• **The task**
In your copy, leave out the pictures; write out all the data exactly.

Data excerpts:
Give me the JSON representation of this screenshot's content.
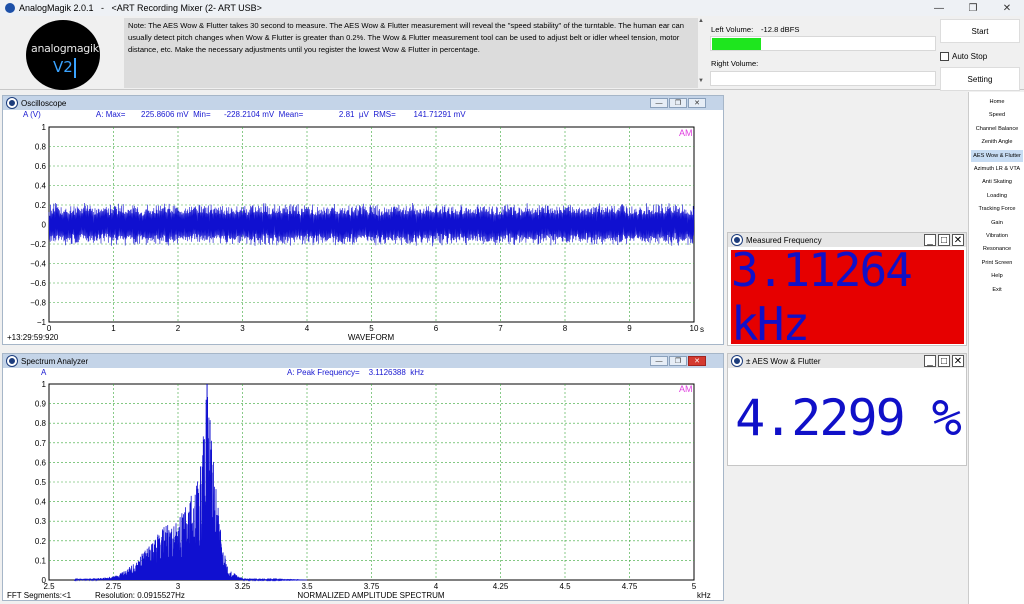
{
  "app": {
    "title": "AnalogMagik 2.0.1   -   <ART Recording Mixer (2- ART USB>",
    "logo_text": "analogmagik",
    "logo_version": "V2"
  },
  "window_controls": {
    "minimize": "—",
    "maximize": "❐",
    "close": "✕"
  },
  "header": {
    "note": "Note:  The AES Wow & Flutter takes 30 second to measure.  The AES Wow & Flutter measurement will reveal the \"speed stability\" of the turntable. The human ear can usually detect pitch changes when Wow & Flutter is greater than 0.2%.   The Wow & Flutter measurement tool can be used to adjust belt or idler wheel tension, motor distance, etc.  Make the necessary adjustments until you register the lowest Wow & Flutter in percentage.",
    "left_volume_label": "Left Volume:",
    "left_volume_value": "-12.8 dBFS",
    "left_volume_level": 0.22,
    "right_volume_label": "Right Volume:",
    "start_label": "Start",
    "auto_stop_label": "Auto Stop",
    "setting_label": "Setting"
  },
  "oscilloscope": {
    "title": "Oscilloscope",
    "info": "A (V)                         A: Max=       225.8606 mV  Min=      -228.2104 mV  Mean=                2.81  µV  RMS=        141.71291 mV",
    "am_label": "AM",
    "timestamp": "+13:29:59:920",
    "xlabel": "WAVEFORM",
    "x_unit": "s"
  },
  "spectrum": {
    "title": "Spectrum Analyzer",
    "y_unit": "A",
    "info": "A: Peak Frequency=    3.1126388  kHz",
    "am_label": "AM",
    "segments": "FFT Segments:<1",
    "resolution": "Resolution: 0.0915527Hz",
    "xlabel": "NORMALIZED AMPLITUDE SPECTRUM",
    "x_unit": "kHz"
  },
  "measured_frequency": {
    "title": "Measured Frequency",
    "value": "3.11264 kHz",
    "bg_color": "#e60000"
  },
  "wow_flutter": {
    "title": "± AES Wow & Flutter",
    "value": "4.2299 %"
  },
  "small_controls": {
    "minimize": "_",
    "maximize": "□",
    "close": "✕"
  },
  "nav": {
    "items": [
      "Home",
      "Speed",
      "Channel Balance",
      "Zenith Angle",
      "AES Wow & Flutter",
      "Azimuth LR & VTA",
      "Anti Skating",
      "Loading",
      "Tracking Force",
      "Gain",
      "Vibration",
      "Resonance",
      "Print Screen",
      "Help",
      "Exit"
    ],
    "active_index": 4
  },
  "chart_data": [
    {
      "type": "line",
      "title": "",
      "xlabel": "WAVEFORM",
      "ylabel": "A (V)",
      "xlim": [
        0,
        10
      ],
      "ylim": [
        -1,
        1
      ],
      "x_ticks": [
        "0",
        "1",
        "2",
        "3",
        "4",
        "5",
        "6",
        "7",
        "8",
        "9",
        "10"
      ],
      "y_ticks": [
        "1",
        "0.8",
        "0.6",
        "0.4",
        "0.2",
        "0",
        "−0.2",
        "−0.4",
        "−0.6",
        "−0.8",
        "−1"
      ],
      "series": [
        {
          "stats": {
            "max_mV": 225.8606,
            "min_mV": -228.2104,
            "rms_mV": 141.71291
          }
        }
      ],
      "grid": true,
      "color": "#1010d0"
    },
    {
      "type": "area",
      "title": "",
      "xlabel": "NORMALIZED AMPLITUDE SPECTRUM",
      "ylabel": "A",
      "xlim": [
        2.5,
        5
      ],
      "ylim": [
        0,
        1
      ],
      "x_ticks": [
        "2.5",
        "2.75",
        "3",
        "3.25",
        "3.5",
        "3.75",
        "4",
        "4.25",
        "4.5",
        "4.75",
        "5"
      ],
      "y_ticks": [
        "1",
        "0.9",
        "0.8",
        "0.7",
        "0.6",
        "0.5",
        "0.4",
        "0.3",
        "0.2",
        "0.1",
        "0"
      ],
      "series": [
        {
          "x": [
            2.6,
            2.7,
            2.75,
            2.8,
            2.85,
            2.9,
            2.95,
            3.0,
            3.03,
            3.06,
            3.09,
            3.11,
            3.125,
            3.14,
            3.17,
            3.2,
            3.25,
            3.3,
            3.5
          ],
          "y": [
            0.005,
            0.01,
            0.02,
            0.05,
            0.12,
            0.2,
            0.28,
            0.3,
            0.4,
            0.45,
            0.6,
            1.0,
            0.95,
            0.55,
            0.2,
            0.05,
            0.01,
            0.005,
            0.0
          ]
        }
      ],
      "peak_khz": 3.1126388,
      "grid": true,
      "color": "#1010d0"
    }
  ]
}
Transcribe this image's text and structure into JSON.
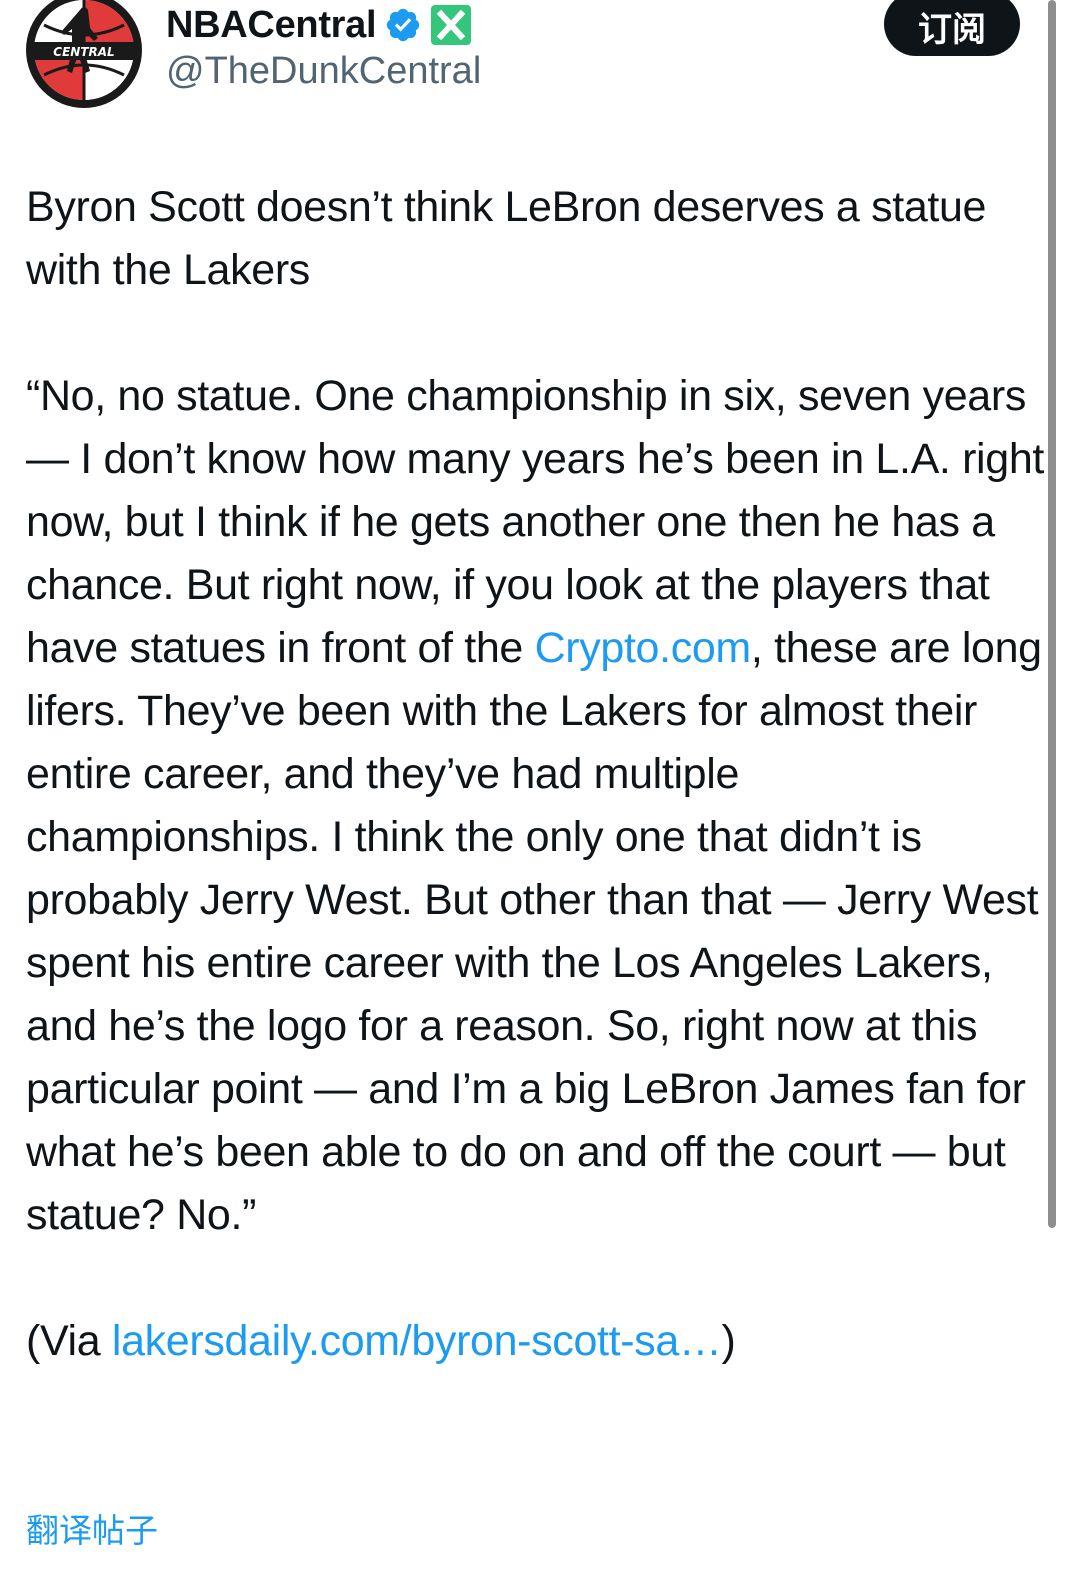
{
  "author": {
    "display_name": "NBACentral",
    "handle": "@TheDunkCentral",
    "avatar_icon": "nba-central-logo",
    "verified_icon": "verified-badge-icon",
    "affiliate_icon": "x-affiliate-badge-icon",
    "avatar_text": "CENTRAL"
  },
  "subscribe_label": "订阅",
  "tweet": {
    "headline": "Byron Scott doesn’t think LeBron deserves a statue with the Lakers",
    "quote_part1": "“No, no statue. One championship in six, seven years — I don’t know how many years he’s been in L.A. right now, but I think if he gets another one then he has a chance. But right now, if you look at the players that have statues in front of the ",
    "quote_link": "Crypto.com",
    "quote_part2": ", these are long lifers. They’ve been with the Lakers for almost their entire career, and they’ve had multiple championships. I think the only one that didn’t is probably Jerry West. But other than that — Jerry West spent his entire career with the Los Angeles Lakers, and he’s the logo for a reason. So, right now at this particular point — and I’m a big LeBron James fan for what he’s been able to do on and off the court — but statue? No.”",
    "via_prefix": "(Via ",
    "via_link": "lakersdaily.com/byron-scott-sa…",
    "via_suffix": ")"
  },
  "translate_label": "翻译帖子",
  "colors": {
    "text": "#0f1419",
    "secondary": "#536471",
    "link": "#1d9bf0",
    "button_bg": "#0f1419",
    "verified": "#1d9bf0",
    "affiliate_badge": "#34c77b"
  }
}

• **Complete response**
Give me the JSON representation of this screenshot's content.
{
  "app": {
    "title": "AnalogMagik 2.0.1   -   <ART Recording Mixer (2- ART USB>",
    "logo_text": "analogmagik",
    "logo_version": "V2"
  },
  "window_controls": {
    "minimize": "—",
    "maximize": "❐",
    "close": "✕"
  },
  "header": {
    "note": "Note:  The AES Wow & Flutter takes 30 second to measure.  The AES Wow & Flutter measurement will reveal the \"speed stability\" of the turntable. The human ear can usually detect pitch changes when Wow & Flutter is greater than 0.2%.   The Wow & Flutter measurement tool can be used to adjust belt or idler wheel tension, motor distance, etc.  Make the necessary adjustments until you register the lowest Wow & Flutter in percentage.",
    "left_volume_label": "Left Volume:",
    "left_volume_value": "-12.8 dBFS",
    "left_volume_level": 0.22,
    "right_volume_label": "Right Volume:",
    "start_label": "Start",
    "auto_stop_label": "Auto Stop",
    "setting_label": "Setting"
  },
  "oscilloscope": {
    "title": "Oscilloscope",
    "info": "A (V)                         A: Max=       225.8606 mV  Min=      -228.2104 mV  Mean=                2.81  µV  RMS=        141.71291 mV",
    "am_label": "AM",
    "timestamp": "+13:29:59:920",
    "xlabel": "WAVEFORM",
    "x_unit": "s"
  },
  "spectrum": {
    "title": "Spectrum Analyzer",
    "y_unit": "A",
    "info": "A: Peak Frequency=    3.1126388  kHz",
    "am_label": "AM",
    "segments": "FFT Segments:<1",
    "resolution": "Resolution: 0.0915527Hz",
    "xlabel": "NORMALIZED AMPLITUDE SPECTRUM",
    "x_unit": "kHz"
  },
  "measured_frequency": {
    "title": "Measured Frequency",
    "value": "3.11264 kHz",
    "bg_color": "#e60000"
  },
  "wow_flutter": {
    "title": "± AES Wow & Flutter",
    "value": "4.2299 %"
  },
  "small_controls": {
    "minimize": "_",
    "maximize": "□",
    "close": "✕"
  },
  "nav": {
    "items": [
      "Home",
      "Speed",
      "Channel Balance",
      "Zenith Angle",
      "AES Wow & Flutter",
      "Azimuth LR & VTA",
      "Anti Skating",
      "Loading",
      "Tracking Force",
      "Gain",
      "Vibration",
      "Resonance",
      "Print Screen",
      "Help",
      "Exit"
    ],
    "active_index": 4
  },
  "chart_data": [
    {
      "type": "line",
      "title": "",
      "xlabel": "WAVEFORM",
      "ylabel": "A (V)",
      "xlim": [
        0,
        10
      ],
      "ylim": [
        -1,
        1
      ],
      "x_ticks": [
        "0",
        "1",
        "2",
        "3",
        "4",
        "5",
        "6",
        "7",
        "8",
        "9",
        "10"
      ],
      "y_ticks": [
        "1",
        "0.8",
        "0.6",
        "0.4",
        "0.2",
        "0",
        "−0.2",
        "−0.4",
        "−0.6",
        "−0.8",
        "−1"
      ],
      "series": [
        {
          "stats": {
            "max_mV": 225.8606,
            "min_mV": -228.2104,
            "rms_mV": 141.71291
          }
        }
      ],
      "grid": true,
      "color": "#1010d0"
    },
    {
      "type": "area",
      "title": "",
      "xlabel": "NORMALIZED AMPLITUDE SPECTRUM",
      "ylabel": "A",
      "xlim": [
        2.5,
        5
      ],
      "ylim": [
        0,
        1
      ],
      "x_ticks": [
        "2.5",
        "2.75",
        "3",
        "3.25",
        "3.5",
        "3.75",
        "4",
        "4.25",
        "4.5",
        "4.75",
        "5"
      ],
      "y_ticks": [
        "1",
        "0.9",
        "0.8",
        "0.7",
        "0.6",
        "0.5",
        "0.4",
        "0.3",
        "0.2",
        "0.1",
        "0"
      ],
      "series": [
        {
          "x": [
            2.6,
            2.7,
            2.75,
            2.8,
            2.85,
            2.9,
            2.95,
            3.0,
            3.03,
            3.06,
            3.09,
            3.11,
            3.125,
            3.14,
            3.17,
            3.2,
            3.25,
            3.3,
            3.5
          ],
          "y": [
            0.005,
            0.01,
            0.02,
            0.05,
            0.12,
            0.2,
            0.28,
            0.3,
            0.4,
            0.45,
            0.6,
            1.0,
            0.95,
            0.55,
            0.2,
            0.05,
            0.01,
            0.005,
            0.0
          ]
        }
      ],
      "peak_khz": 3.1126388,
      "grid": true,
      "color": "#1010d0"
    }
  ]
}
Transcribe this image's text and structure into JSON.
{
  "author": {
    "display_name": "NBACentral",
    "handle": "@TheDunkCentral",
    "avatar_icon": "nba-central-logo",
    "verified_icon": "verified-badge-icon",
    "affiliate_icon": "x-affiliate-badge-icon",
    "avatar_text": "CENTRAL"
  },
  "subscribe_label": "订阅",
  "tweet": {
    "headline": "Byron Scott doesn’t think LeBron deserves a statue with the Lakers",
    "quote_part1": "“No, no statue. One championship in six, seven years — I don’t know how many years he’s been in L.A. right now, but I think if he gets another one then he has a chance. But right now, if you look at the players that have statues in front of the ",
    "quote_link": "Crypto.com",
    "quote_part2": ", these are long lifers. They’ve been with the Lakers for almost their entire career, and they’ve had multiple championships. I think the only one that didn’t is probably Jerry West. But other than that — Jerry West spent his entire career with the Los Angeles Lakers, and he’s the logo for a reason. So, right now at this particular point — and I’m a big LeBron James fan for what he’s been able to do on and off the court — but statue? No.”",
    "via_prefix": "(Via ",
    "via_link": "lakersdaily.com/byron-scott-sa…",
    "via_suffix": ")"
  },
  "translate_label": "翻译帖子",
  "colors": {
    "text": "#0f1419",
    "secondary": "#536471",
    "link": "#1d9bf0",
    "button_bg": "#0f1419",
    "verified": "#1d9bf0",
    "affiliate_badge": "#34c77b"
  }
}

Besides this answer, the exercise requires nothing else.